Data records

◆ ◆ ◆ ◆ ◆ ◆ ◆

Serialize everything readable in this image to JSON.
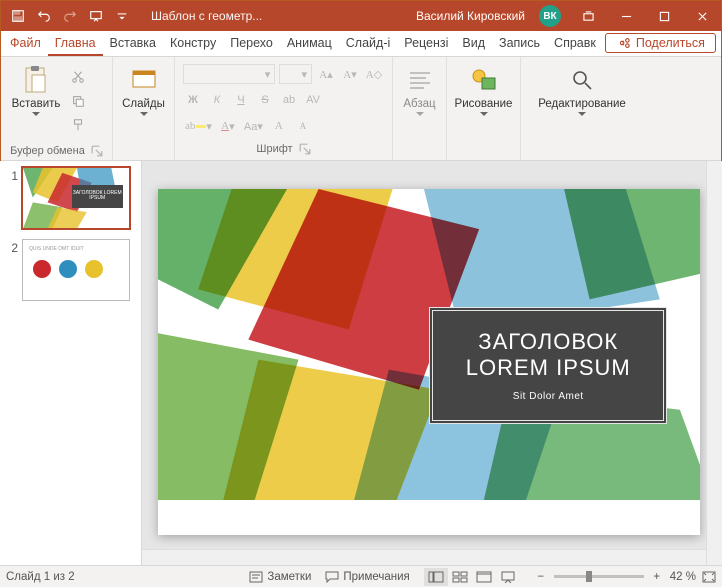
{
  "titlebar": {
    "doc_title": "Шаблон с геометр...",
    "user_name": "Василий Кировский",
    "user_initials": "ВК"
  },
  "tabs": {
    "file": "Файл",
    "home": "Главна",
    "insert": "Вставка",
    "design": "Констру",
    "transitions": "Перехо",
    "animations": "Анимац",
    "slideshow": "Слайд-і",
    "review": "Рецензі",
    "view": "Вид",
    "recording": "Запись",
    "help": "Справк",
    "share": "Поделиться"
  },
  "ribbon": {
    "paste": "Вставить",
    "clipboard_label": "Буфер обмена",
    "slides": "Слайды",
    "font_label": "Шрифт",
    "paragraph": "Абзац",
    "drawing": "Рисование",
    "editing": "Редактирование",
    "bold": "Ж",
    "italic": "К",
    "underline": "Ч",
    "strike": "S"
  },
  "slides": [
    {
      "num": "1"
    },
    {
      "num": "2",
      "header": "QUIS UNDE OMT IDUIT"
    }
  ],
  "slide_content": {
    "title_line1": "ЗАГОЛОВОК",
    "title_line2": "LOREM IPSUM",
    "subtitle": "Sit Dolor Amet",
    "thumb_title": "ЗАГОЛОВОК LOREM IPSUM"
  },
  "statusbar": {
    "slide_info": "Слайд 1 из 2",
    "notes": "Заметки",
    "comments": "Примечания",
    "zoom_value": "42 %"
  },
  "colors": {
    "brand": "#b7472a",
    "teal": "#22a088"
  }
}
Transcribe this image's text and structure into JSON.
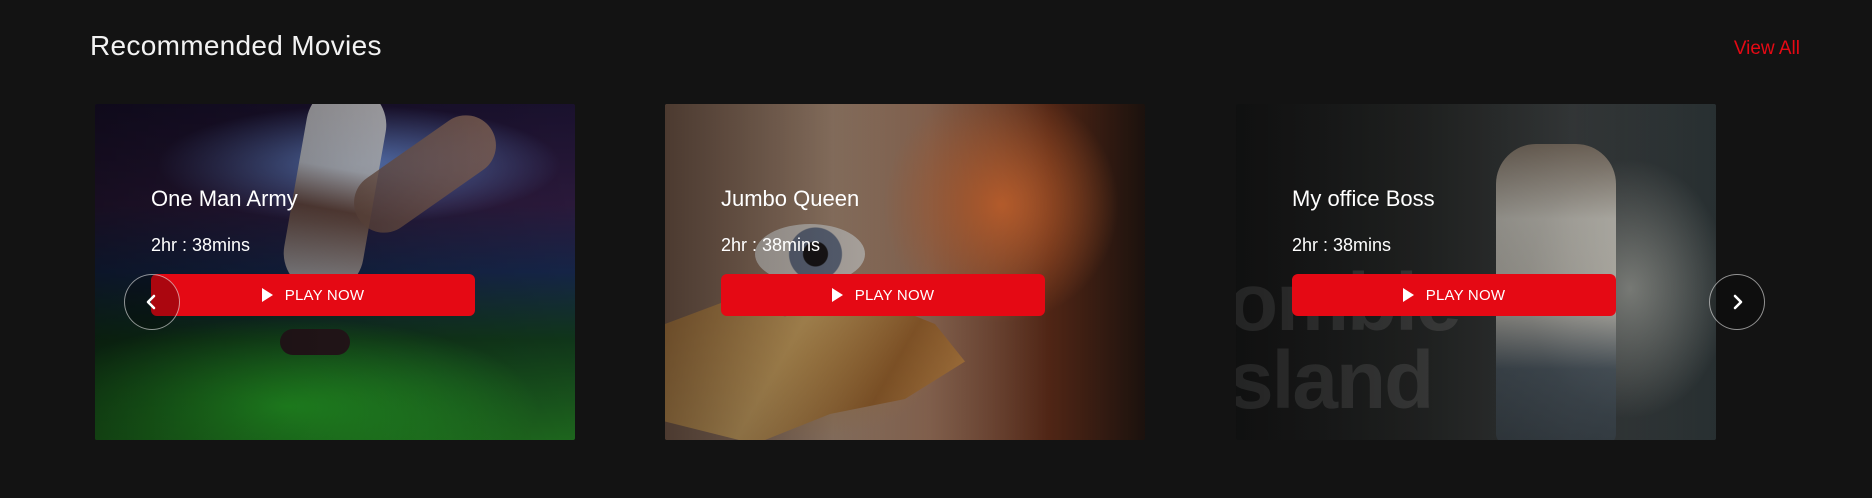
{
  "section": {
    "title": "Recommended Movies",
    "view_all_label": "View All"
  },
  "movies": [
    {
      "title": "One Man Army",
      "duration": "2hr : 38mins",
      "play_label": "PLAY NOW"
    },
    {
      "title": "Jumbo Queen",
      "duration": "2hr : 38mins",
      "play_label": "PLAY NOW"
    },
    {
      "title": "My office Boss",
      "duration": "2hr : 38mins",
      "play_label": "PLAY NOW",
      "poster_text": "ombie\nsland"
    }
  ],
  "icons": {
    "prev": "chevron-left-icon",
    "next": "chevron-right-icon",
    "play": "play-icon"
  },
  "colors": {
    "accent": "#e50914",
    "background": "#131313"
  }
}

◆ ◆ ◆ ◆ ◆ ◆ ◆

• **Your task**:
Every entry must be reproduced exactly, with the images left out.

• **Result of this task**:
Serialize everything readable in this image to JSON.
{
  "titlebar": {
    "doc_title": "Шаблон с геометр...",
    "user_name": "Василий Кировский",
    "user_initials": "ВК"
  },
  "tabs": {
    "file": "Файл",
    "home": "Главна",
    "insert": "Вставка",
    "design": "Констру",
    "transitions": "Перехо",
    "animations": "Анимац",
    "slideshow": "Слайд-і",
    "review": "Рецензі",
    "view": "Вид",
    "recording": "Запись",
    "help": "Справк",
    "share": "Поделиться"
  },
  "ribbon": {
    "paste": "Вставить",
    "clipboard_label": "Буфер обмена",
    "slides": "Слайды",
    "font_label": "Шрифт",
    "paragraph": "Абзац",
    "drawing": "Рисование",
    "editing": "Редактирование",
    "bold": "Ж",
    "italic": "К",
    "underline": "Ч",
    "strike": "S"
  },
  "slides": [
    {
      "num": "1"
    },
    {
      "num": "2",
      "header": "QUIS UNDE OMT IDUIT"
    }
  ],
  "slide_content": {
    "title_line1": "ЗАГОЛОВОК",
    "title_line2": "LOREM IPSUM",
    "subtitle": "Sit Dolor Amet",
    "thumb_title": "ЗАГОЛОВОК LOREM IPSUM"
  },
  "statusbar": {
    "slide_info": "Слайд 1 из 2",
    "notes": "Заметки",
    "comments": "Примечания",
    "zoom_value": "42 %"
  },
  "colors": {
    "brand": "#b7472a",
    "teal": "#22a088"
  }
}
Transcribe this image's text and structure into JSON.
{
  "section": {
    "title": "Recommended Movies",
    "view_all_label": "View All"
  },
  "movies": [
    {
      "title": "One Man Army",
      "duration": "2hr : 38mins",
      "play_label": "PLAY NOW"
    },
    {
      "title": "Jumbo Queen",
      "duration": "2hr : 38mins",
      "play_label": "PLAY NOW"
    },
    {
      "title": "My office Boss",
      "duration": "2hr : 38mins",
      "play_label": "PLAY NOW",
      "poster_text": "ombie\nsland"
    }
  ],
  "icons": {
    "prev": "chevron-left-icon",
    "next": "chevron-right-icon",
    "play": "play-icon"
  },
  "colors": {
    "accent": "#e50914",
    "background": "#131313"
  }
}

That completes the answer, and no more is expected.